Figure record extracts
^^^^^^^^

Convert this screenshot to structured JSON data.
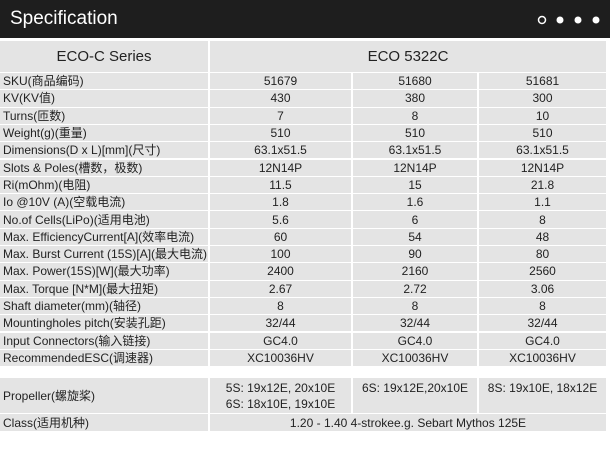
{
  "header": {
    "title": "Specification"
  },
  "table": {
    "series_label": "ECO-C Series",
    "model": "ECO 5322C",
    "rows": [
      {
        "label": "SKU(商品编码)",
        "values": [
          "51679",
          "51680",
          "51681"
        ]
      },
      {
        "label": "KV(KV值)",
        "values": [
          "430",
          "380",
          "300"
        ]
      },
      {
        "label": "Turns(匝数)",
        "values": [
          "7",
          "8",
          "10"
        ]
      },
      {
        "label": "Weight(g)(重量)",
        "values": [
          "510",
          "510",
          "510"
        ]
      },
      {
        "label": "Dimensions(D x L)[mm](尺寸)",
        "values": [
          "63.1x51.5",
          "63.1x51.5",
          "63.1x51.5"
        ]
      },
      {
        "label": "Slots & Poles(槽数，极数)",
        "values": [
          "12N14P",
          "12N14P",
          "12N14P"
        ]
      },
      {
        "label": "Ri(mOhm)(电阻)",
        "values": [
          "11.5",
          "15",
          "21.8"
        ]
      },
      {
        "label": "Io @10V (A)(空载电流)",
        "values": [
          "1.8",
          "1.6",
          "1.1"
        ]
      },
      {
        "label": "No.of Cells(LiPo)(适用电池)",
        "values": [
          "5.6",
          "6",
          "8"
        ]
      },
      {
        "label": "Max. EfficiencyCurrent[A](效率电流)",
        "values": [
          "60",
          "54",
          "48"
        ]
      },
      {
        "label": "Max. Burst Current (15S)[A](最大电流)",
        "values": [
          "100",
          "90",
          "80"
        ]
      },
      {
        "label": "Max. Power(15S)[W](最大功率)",
        "values": [
          "2400",
          "2160",
          "2560"
        ]
      },
      {
        "label": "Max. Torque [N*M](最大扭矩)",
        "values": [
          "2.67",
          "2.72",
          "3.06"
        ]
      },
      {
        "label": "Shaft diameter(mm)(轴径)",
        "values": [
          "8",
          "8",
          "8"
        ]
      },
      {
        "label": "Mountingholes pitch(安装孔距)",
        "values": [
          "32/44",
          "32/44",
          "32/44"
        ]
      },
      {
        "label": "Input Connectors(输入链接)",
        "values": [
          "GC4.0",
          "GC4.0",
          "GC4.0"
        ]
      },
      {
        "label": "RecommendedESC(调速器)",
        "values": [
          "XC10036HV",
          "XC10036HV",
          "XC10036HV"
        ]
      }
    ],
    "propeller": {
      "label": "Propeller(螺旋桨)",
      "values": [
        [
          "5S: 19x12E, 20x10E",
          "6S: 18x10E, 19x10E"
        ],
        [
          "6S: 19x12E,20x10E"
        ],
        [
          "8S: 19x10E, 18x12E"
        ]
      ]
    },
    "class": {
      "label": "Class(适用机种)",
      "value": "1.20 - 1.40 4-strokee.g. Sebart Mythos 125E"
    }
  }
}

^^^^^^^^

What is needed: Output all entries unchanged; skip the pictures.

Response to this exercise:
Convert this screenshot to structured JSON data.
{
  "header": {
    "title": "Specification"
  },
  "table": {
    "series_label": "ECO-C Series",
    "model": "ECO 5322C",
    "rows": [
      {
        "label": "SKU(商品编码)",
        "values": [
          "51679",
          "51680",
          "51681"
        ]
      },
      {
        "label": "KV(KV值)",
        "values": [
          "430",
          "380",
          "300"
        ]
      },
      {
        "label": "Turns(匝数)",
        "values": [
          "7",
          "8",
          "10"
        ]
      },
      {
        "label": "Weight(g)(重量)",
        "values": [
          "510",
          "510",
          "510"
        ]
      },
      {
        "label": "Dimensions(D x L)[mm](尺寸)",
        "values": [
          "63.1x51.5",
          "63.1x51.5",
          "63.1x51.5"
        ]
      },
      {
        "label": "Slots & Poles(槽数，极数)",
        "values": [
          "12N14P",
          "12N14P",
          "12N14P"
        ]
      },
      {
        "label": "Ri(mOhm)(电阻)",
        "values": [
          "11.5",
          "15",
          "21.8"
        ]
      },
      {
        "label": "Io @10V (A)(空载电流)",
        "values": [
          "1.8",
          "1.6",
          "1.1"
        ]
      },
      {
        "label": "No.of Cells(LiPo)(适用电池)",
        "values": [
          "5.6",
          "6",
          "8"
        ]
      },
      {
        "label": "Max. EfficiencyCurrent[A](效率电流)",
        "values": [
          "60",
          "54",
          "48"
        ]
      },
      {
        "label": "Max. Burst Current (15S)[A](最大电流)",
        "values": [
          "100",
          "90",
          "80"
        ]
      },
      {
        "label": "Max. Power(15S)[W](最大功率)",
        "values": [
          "2400",
          "2160",
          "2560"
        ]
      },
      {
        "label": "Max. Torque [N*M](最大扭矩)",
        "values": [
          "2.67",
          "2.72",
          "3.06"
        ]
      },
      {
        "label": "Shaft diameter(mm)(轴径)",
        "values": [
          "8",
          "8",
          "8"
        ]
      },
      {
        "label": "Mountingholes pitch(安装孔距)",
        "values": [
          "32/44",
          "32/44",
          "32/44"
        ]
      },
      {
        "label": "Input Connectors(输入链接)",
        "values": [
          "GC4.0",
          "GC4.0",
          "GC4.0"
        ]
      },
      {
        "label": "RecommendedESC(调速器)",
        "values": [
          "XC10036HV",
          "XC10036HV",
          "XC10036HV"
        ]
      }
    ],
    "propeller": {
      "label": "Propeller(螺旋桨)",
      "values": [
        [
          "5S: 19x12E, 20x10E",
          "6S: 18x10E, 19x10E"
        ],
        [
          "6S: 19x12E,20x10E"
        ],
        [
          "8S: 19x10E, 18x12E"
        ]
      ]
    },
    "class": {
      "label": "Class(适用机种)",
      "value": "1.20 - 1.40 4-strokee.g. Sebart Mythos 125E"
    }
  }
}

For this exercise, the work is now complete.